__GOAL__
The data below should be printed in full, exactly, and without any of its images.

__DATA TO USE__
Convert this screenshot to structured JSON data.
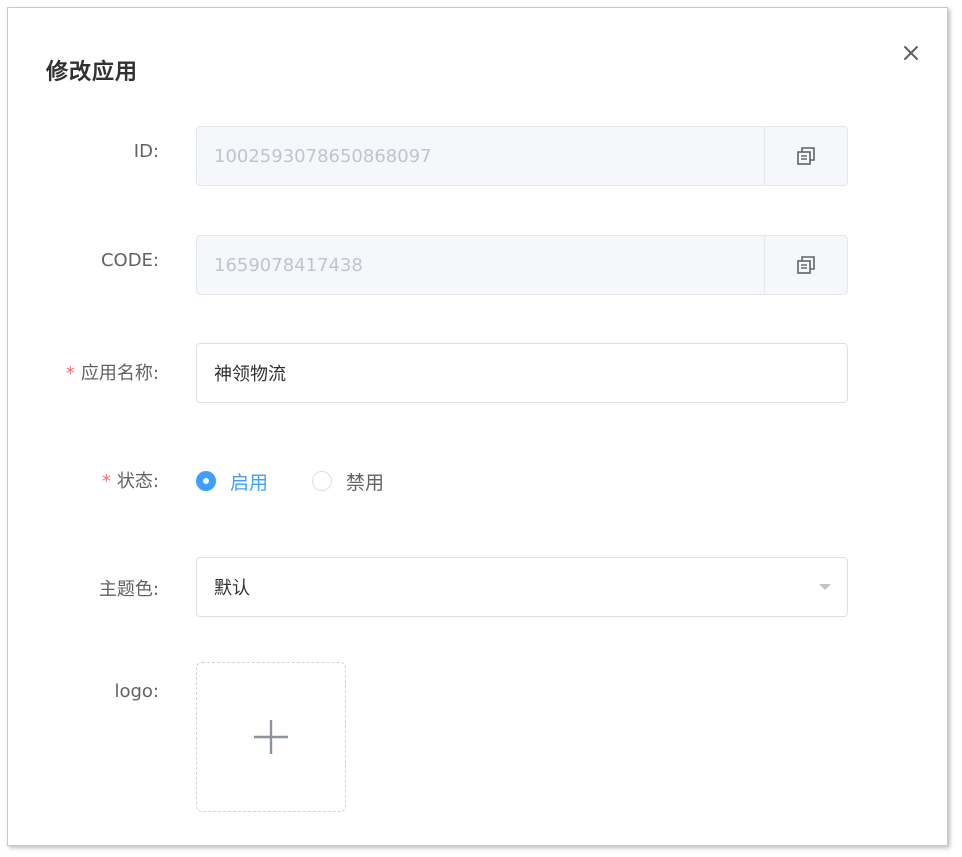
{
  "dialog": {
    "title": "修改应用"
  },
  "form": {
    "id": {
      "label": "ID:",
      "value": "1002593078650868097"
    },
    "code": {
      "label": "CODE:",
      "value": "1659078417438"
    },
    "app_name": {
      "required": "*",
      "label": "应用名称:",
      "value": "神领物流"
    },
    "status": {
      "required": "*",
      "label": "状态:",
      "options": [
        "启用",
        "禁用"
      ],
      "selected": "启用"
    },
    "theme": {
      "label": "主题色:",
      "value": "默认"
    },
    "logo": {
      "label": "logo:"
    }
  },
  "icons": {
    "close": "close-icon",
    "copy": "copy-icon",
    "dropdown": "caret-down-icon",
    "upload": "plus-icon"
  },
  "colors": {
    "primary": "#409eff",
    "required": "#f56c6c",
    "text": "#303133",
    "label": "#606266",
    "placeholder": "#c0c4cc"
  }
}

__EXERCISE ANSWER__
Convert this screenshot to structured JSON data.
{
  "dialog": {
    "title": "修改应用"
  },
  "form": {
    "id": {
      "label": "ID:",
      "value": "1002593078650868097"
    },
    "code": {
      "label": "CODE:",
      "value": "1659078417438"
    },
    "app_name": {
      "required": "*",
      "label": "应用名称:",
      "value": "神领物流"
    },
    "status": {
      "required": "*",
      "label": "状态:",
      "options": [
        "启用",
        "禁用"
      ],
      "selected": "启用"
    },
    "theme": {
      "label": "主题色:",
      "value": "默认"
    },
    "logo": {
      "label": "logo:"
    }
  },
  "icons": {
    "close": "close-icon",
    "copy": "copy-icon",
    "dropdown": "caret-down-icon",
    "upload": "plus-icon"
  },
  "colors": {
    "primary": "#409eff",
    "required": "#f56c6c",
    "text": "#303133",
    "label": "#606266",
    "placeholder": "#c0c4cc"
  }
}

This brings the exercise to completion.